WORK TO DO> Determine the number of lines containing the word "Dependence". Reply with it and nothing else.

(Dataset records on visual material)
* * * * * * * * *

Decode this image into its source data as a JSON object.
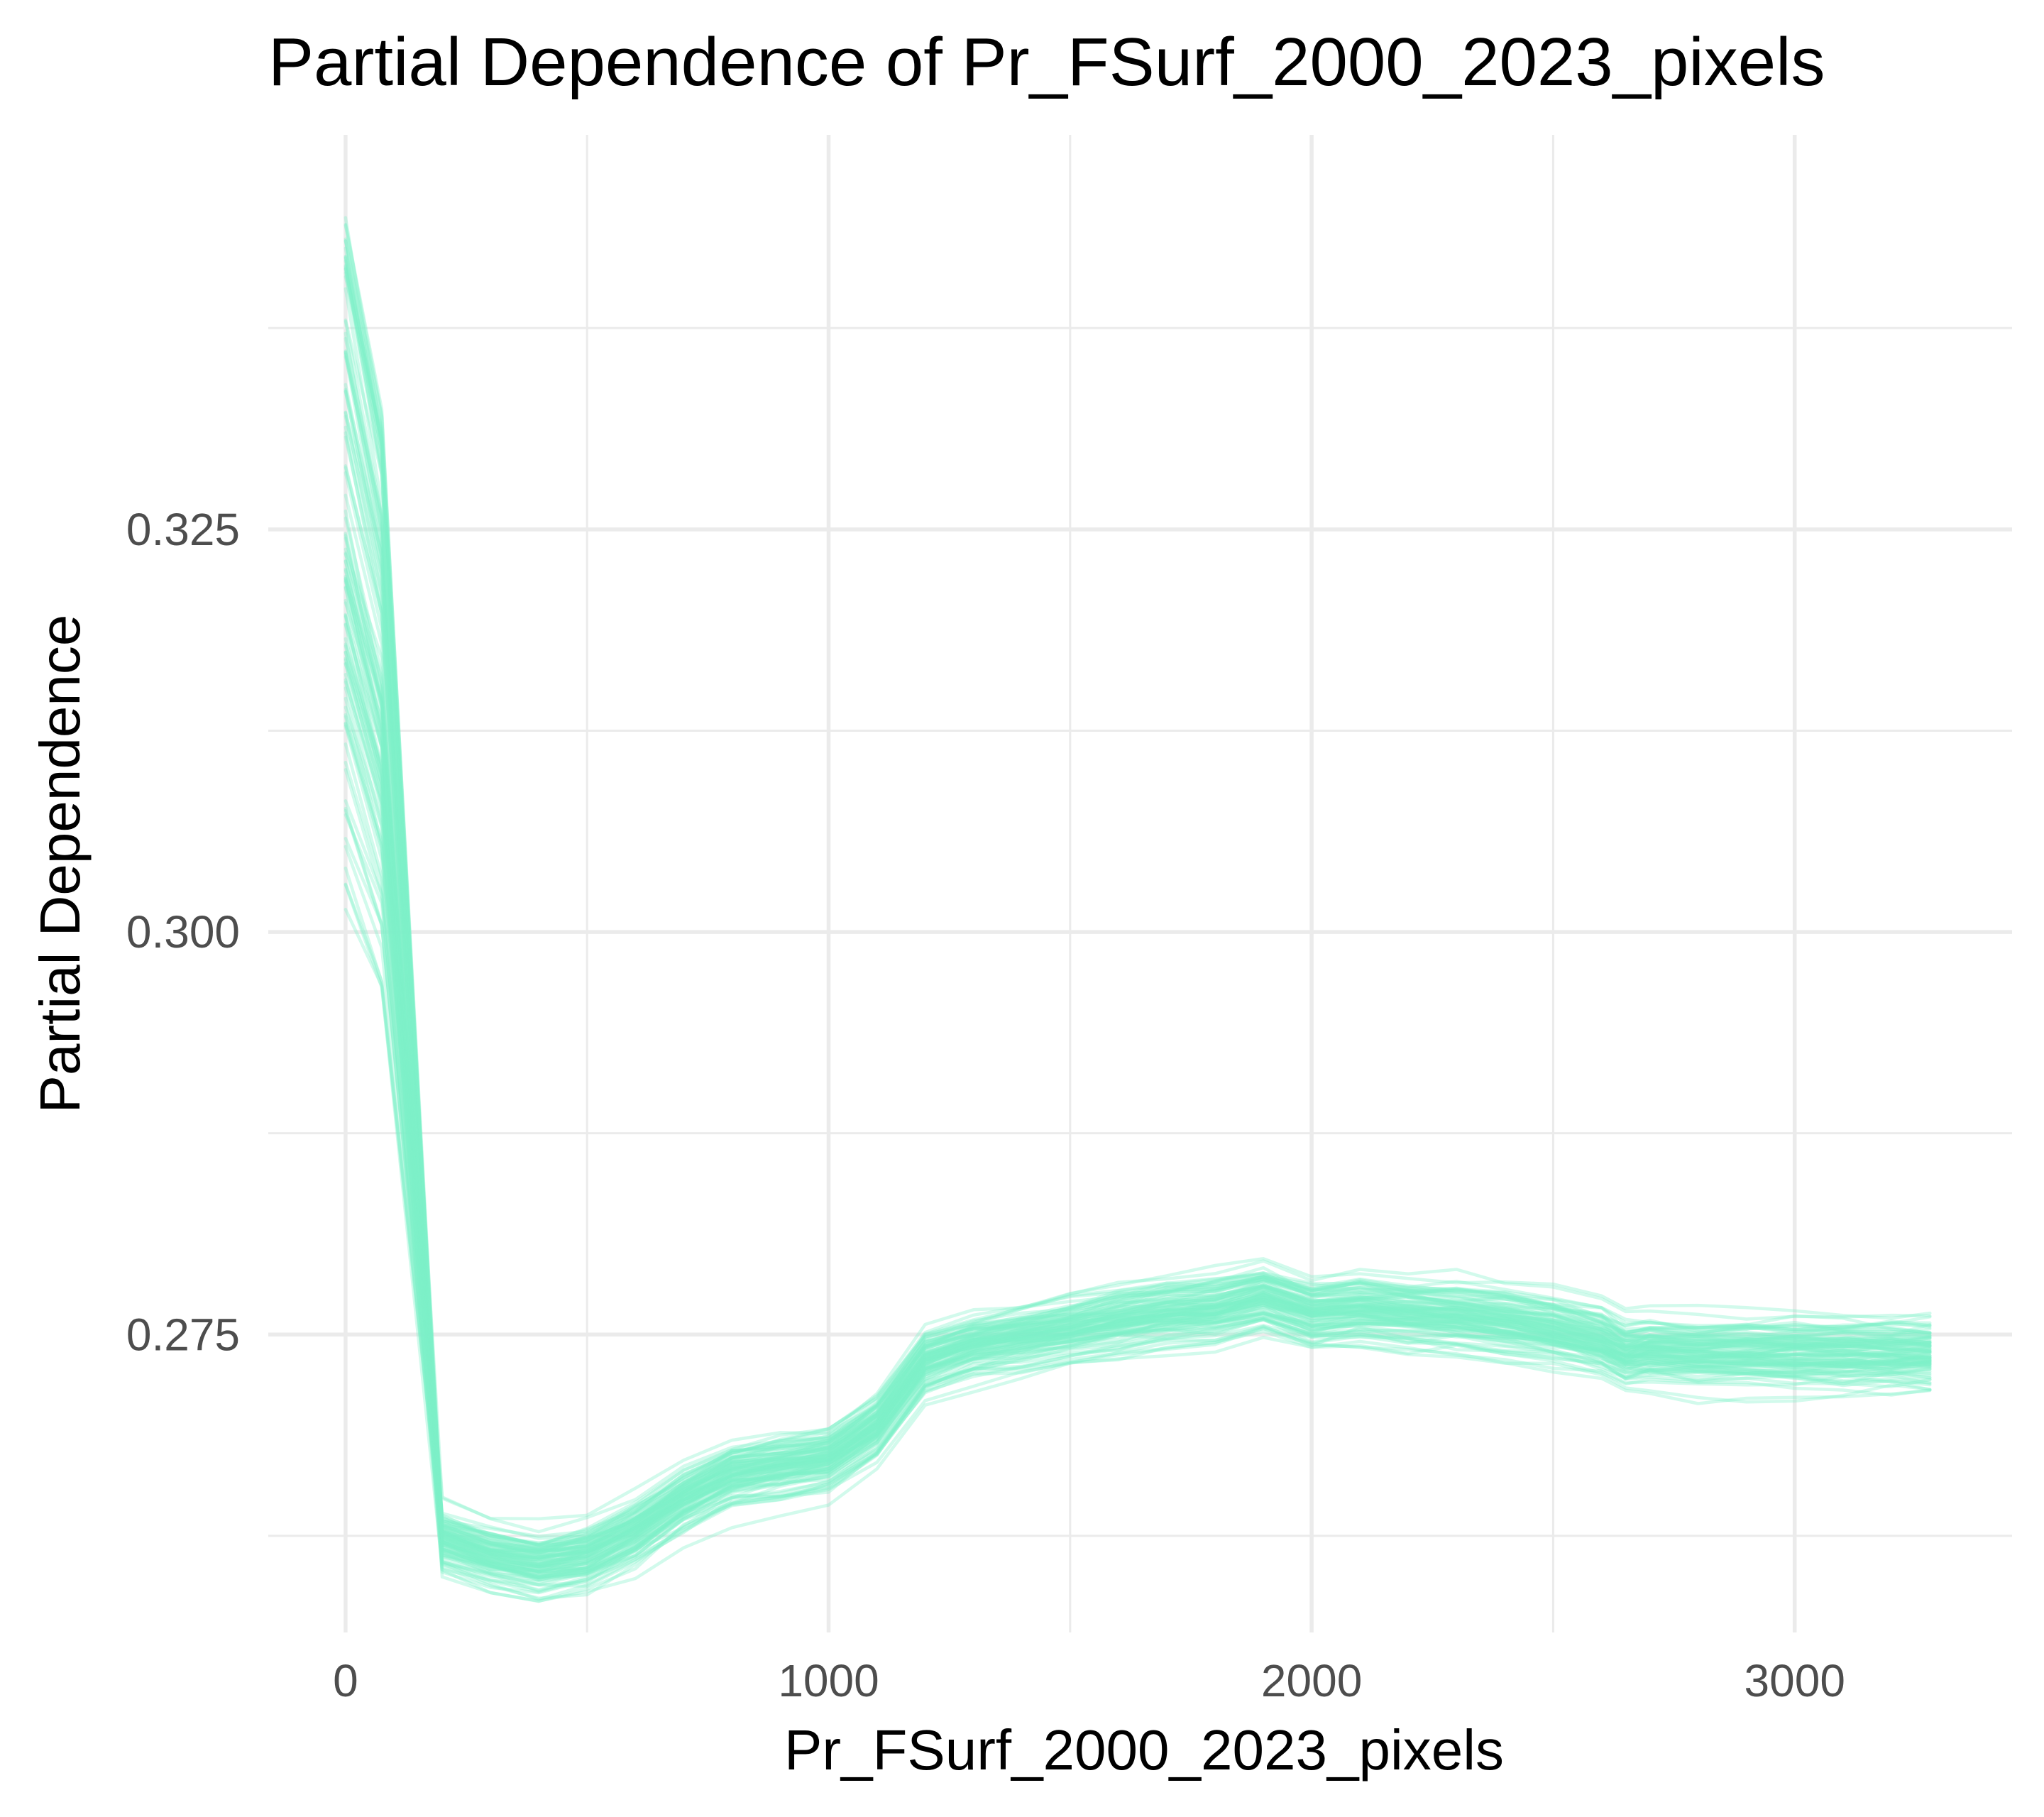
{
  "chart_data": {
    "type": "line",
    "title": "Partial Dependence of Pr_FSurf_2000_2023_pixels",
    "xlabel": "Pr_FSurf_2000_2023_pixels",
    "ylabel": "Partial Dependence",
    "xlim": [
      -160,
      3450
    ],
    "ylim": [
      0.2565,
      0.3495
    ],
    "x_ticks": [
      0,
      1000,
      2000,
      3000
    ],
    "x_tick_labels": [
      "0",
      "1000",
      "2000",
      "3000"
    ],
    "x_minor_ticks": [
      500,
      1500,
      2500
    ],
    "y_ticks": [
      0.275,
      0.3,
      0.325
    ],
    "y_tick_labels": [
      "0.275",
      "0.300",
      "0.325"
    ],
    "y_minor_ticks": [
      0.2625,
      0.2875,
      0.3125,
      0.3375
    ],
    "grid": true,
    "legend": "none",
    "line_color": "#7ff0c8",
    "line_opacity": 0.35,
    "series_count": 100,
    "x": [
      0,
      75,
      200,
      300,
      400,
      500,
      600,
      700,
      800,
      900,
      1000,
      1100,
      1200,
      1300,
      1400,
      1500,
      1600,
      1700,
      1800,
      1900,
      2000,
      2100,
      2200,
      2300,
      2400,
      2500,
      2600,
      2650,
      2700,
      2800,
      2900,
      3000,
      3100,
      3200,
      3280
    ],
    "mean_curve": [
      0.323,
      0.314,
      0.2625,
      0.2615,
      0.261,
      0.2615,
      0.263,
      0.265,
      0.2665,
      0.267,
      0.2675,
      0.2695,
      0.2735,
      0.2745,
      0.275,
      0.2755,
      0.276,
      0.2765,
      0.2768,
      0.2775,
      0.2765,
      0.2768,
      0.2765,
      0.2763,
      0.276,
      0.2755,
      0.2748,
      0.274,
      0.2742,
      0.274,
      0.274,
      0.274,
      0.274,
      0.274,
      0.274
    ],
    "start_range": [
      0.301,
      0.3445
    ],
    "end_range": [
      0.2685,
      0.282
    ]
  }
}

* * * * * * * * *

EXERCISE SOLUTION> 2